- _YOUR TASK_: Here, the job is to give back every entry below unchanged, omitting pictures.

------ DATA FOR REVIEW ------

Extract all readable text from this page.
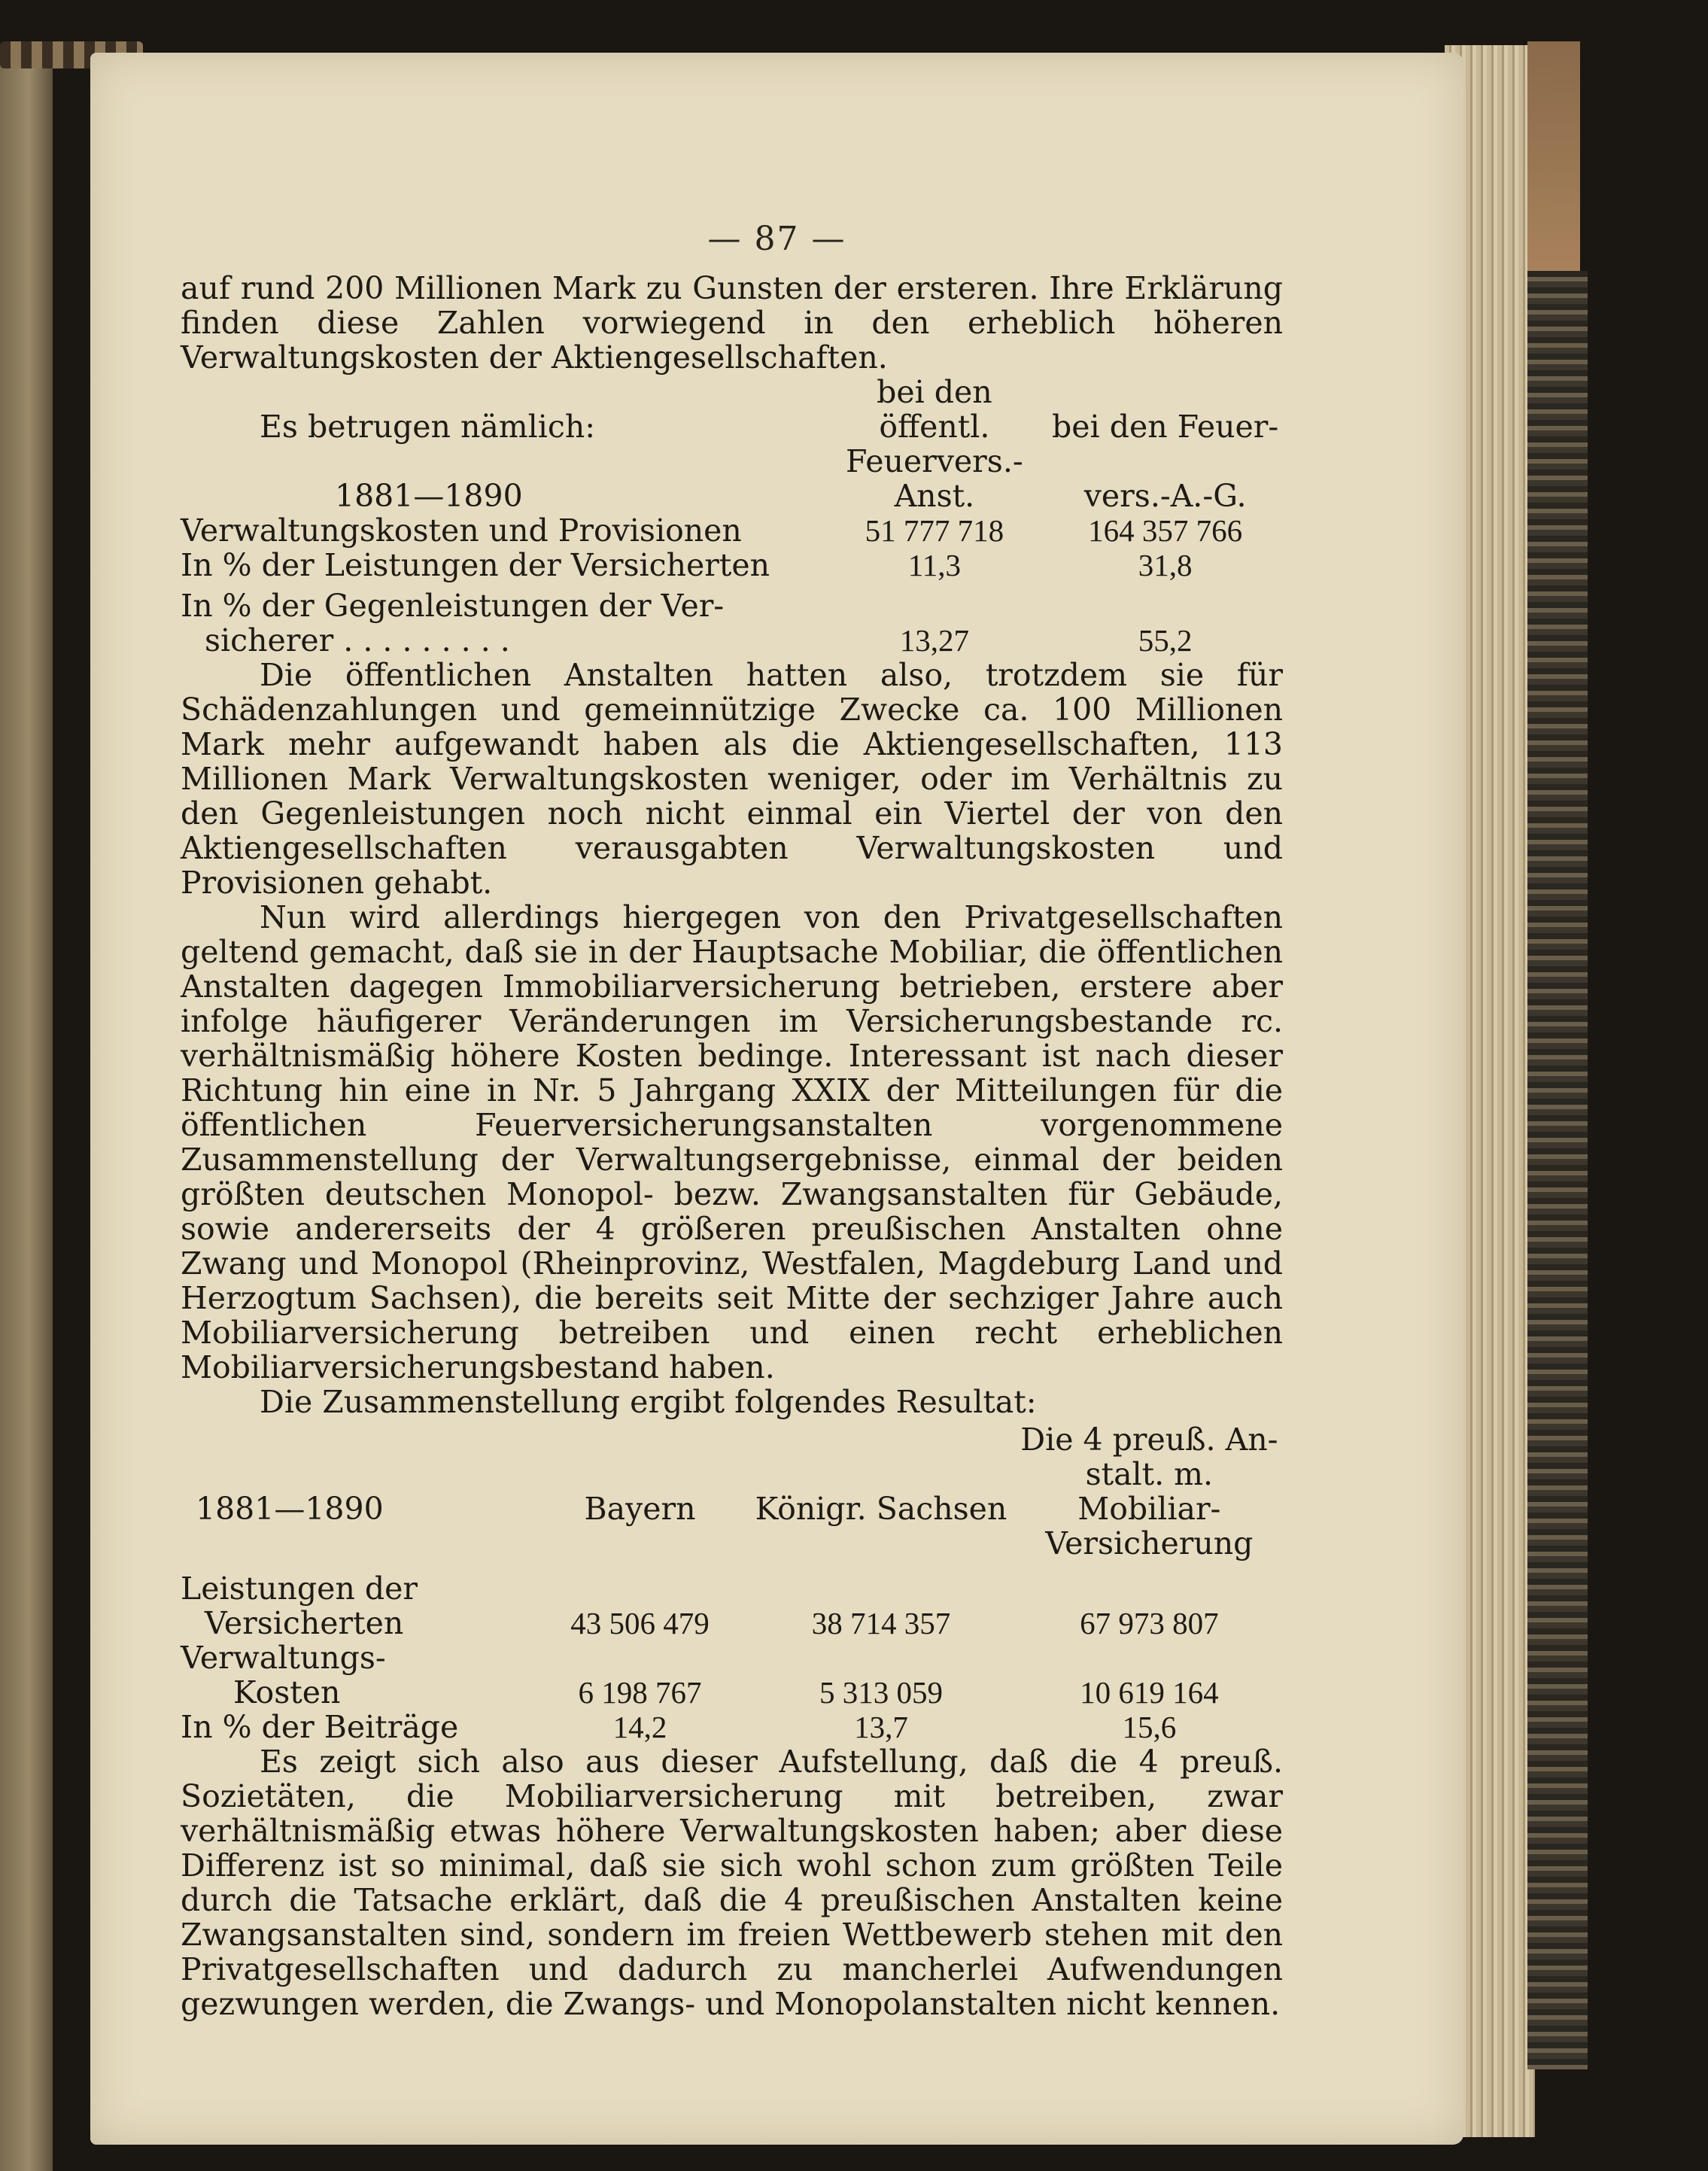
— 87 —

auf rund 200 Millionen Mark zu Gunsten der ersteren. Ihre Erklärung finden diese Zahlen vorwiegend in den erheblich höheren Verwaltungskosten der Aktiengesellschaften.

Es betrugen nämlich:	bei den öffentl.	bei den Feuer-
1881—1890	Feuervers.-Anst.	vers.-A.-G.
Verwaltungskosten und Provisionen	51 777 718	164 357 766
In % der Leistungen der Versicherten	11,3	31,8
In % der Gegenleistungen der Ver-		
sicherer . . . . . . . . .	13,27	55,2

Die öffentlichen Anstalten hatten also, trotzdem sie für Schädenzahlungen und gemeinnützige Zwecke ca. 100 Millionen Mark mehr aufgewandt haben als die Aktiengesellschaften, 113 Millionen Mark Verwaltungskosten weniger, oder im Verhältnis zu den Gegenleistungen noch nicht einmal ein Viertel der von den Aktiengesellschaften verausgabten Verwaltungskosten und Provisionen gehabt.

Nun wird allerdings hiergegen von den Privatgesellschaften geltend gemacht, daß sie in der Hauptsache Mobiliar, die öffentlichen Anstalten dagegen Immobiliarversicherung betrieben, erstere aber infolge häufigerer Veränderungen im Versicherungsbestande rc. verhältnismäßig höhere Kosten bedinge. Interessant ist nach dieser Richtung hin eine in Nr. 5 Jahrgang XXIX der Mitteilungen für die öffentlichen Feuerversicherungsanstalten vorgenommene Zusammenstellung der Verwaltungsergebnisse, einmal der beiden größten deutschen Monopol- bezw. Zwangsanstalten für Gebäude, sowie andererseits der 4 größeren preußischen Anstalten ohne Zwang und Monopol (Rheinprovinz, Westfalen, Magdeburg Land und Herzogtum Sachsen), die bereits seit Mitte der sechziger Jahre auch Mobiliarversicherung betreiben und einen recht erheblichen Mobiliarversicherungsbestand haben.

Die Zusammenstellung ergibt folgendes Resultat:

			Die 4 preuß. An-
1881—1890	Bayern	Königr. Sachsen	stalt. m. Mobiliar-
			Versicherung
Leistungen der			
Versicherten	43 506 479	38 714 357	67 973 807
Verwaltungs-			
Kosten	6 198 767	5 313 059	10 619 164
In % der Beiträge	14,2	13,7	15,6

Es zeigt sich also aus dieser Aufstellung, daß die 4 preuß. Sozietäten, die Mobiliarversicherung mit betreiben, zwar verhältnismäßig etwas höhere Verwaltungskosten haben; aber diese Differenz ist so minimal, daß sie sich wohl schon zum größten Teile durch die Tatsache erklärt, daß die 4 preußischen Anstalten keine Zwangsanstalten sind, sondern im freien Wettbewerb stehen mit den Privatgesellschaften und dadurch zu mancherlei Aufwendungen gezwungen werden, die Zwangs- und Monopolanstalten nicht kennen.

------

- _SOLUTION FOR THIS EXERCISE_:
Extract all readable text from this page.
— 87 —

auf rund 200 Millionen Mark zu Gunsten der ersteren. Ihre Erklärung finden diese Zahlen vorwiegend in den erheblich höheren Verwaltungskosten der Aktiengesellschaften.

Es betrugen nämlich:	bei den öffentl.	bei den Feuer-
1881—1890	Feuervers.-Anst.	vers.-A.-G.
Verwaltungskosten und Provisionen	51 777 718	164 357 766
In % der Leistungen der Versicherten	11,3	31,8
In % der Gegenleistungen der Ver-		
sicherer . . . . . . . . .	13,27	55,2

Die öffentlichen Anstalten hatten also, trotzdem sie für Schädenzahlungen und gemeinnützige Zwecke ca. 100 Millionen Mark mehr aufgewandt haben als die Aktiengesellschaften, 113 Millionen Mark Verwaltungskosten weniger, oder im Verhältnis zu den Gegenleistungen noch nicht einmal ein Viertel der von den Aktiengesellschaften verausgabten Verwaltungskosten und Provisionen gehabt.

Nun wird allerdings hiergegen von den Privatgesellschaften geltend gemacht, daß sie in der Hauptsache Mobiliar, die öffentlichen Anstalten dagegen Immobiliarversicherung betrieben, erstere aber infolge häufigerer Veränderungen im Versicherungsbestande rc. verhältnismäßig höhere Kosten bedinge. Interessant ist nach dieser Richtung hin eine in Nr. 5 Jahrgang XXIX der Mitteilungen für die öffentlichen Feuerversicherungsanstalten vorgenommene Zusammenstellung der Verwaltungsergebnisse, einmal der beiden größten deutschen Monopol- bezw. Zwangsanstalten für Gebäude, sowie andererseits der 4 größeren preußischen Anstalten ohne Zwang und Monopol (Rheinprovinz, Westfalen, Magdeburg Land und Herzogtum Sachsen), die bereits seit Mitte der sechziger Jahre auch Mobiliarversicherung betreiben und einen recht erheblichen Mobiliarversicherungsbestand haben.

Die Zusammenstellung ergibt folgendes Resultat:

			Die 4 preuß. An-
1881—1890	Bayern	Königr. Sachsen	stalt. m. Mobiliar-
			Versicherung
Leistungen der			
Versicherten	43 506 479	38 714 357	67 973 807
Verwaltungs-			
Kosten	6 198 767	5 313 059	10 619 164
In % der Beiträge	14,2	13,7	15,6

Es zeigt sich also aus dieser Aufstellung, daß die 4 preuß. Sozietäten, die Mobiliarversicherung mit betreiben, zwar verhältnismäßig etwas höhere Verwaltungskosten haben; aber diese Differenz ist so minimal, daß sie sich wohl schon zum größten Teile durch die Tatsache erklärt, daß die 4 preußischen Anstalten keine Zwangsanstalten sind, sondern im freien Wettbewerb stehen mit den Privatgesellschaften und dadurch zu mancherlei Aufwendungen gezwungen werden, die Zwangs- und Monopolanstalten nicht kennen.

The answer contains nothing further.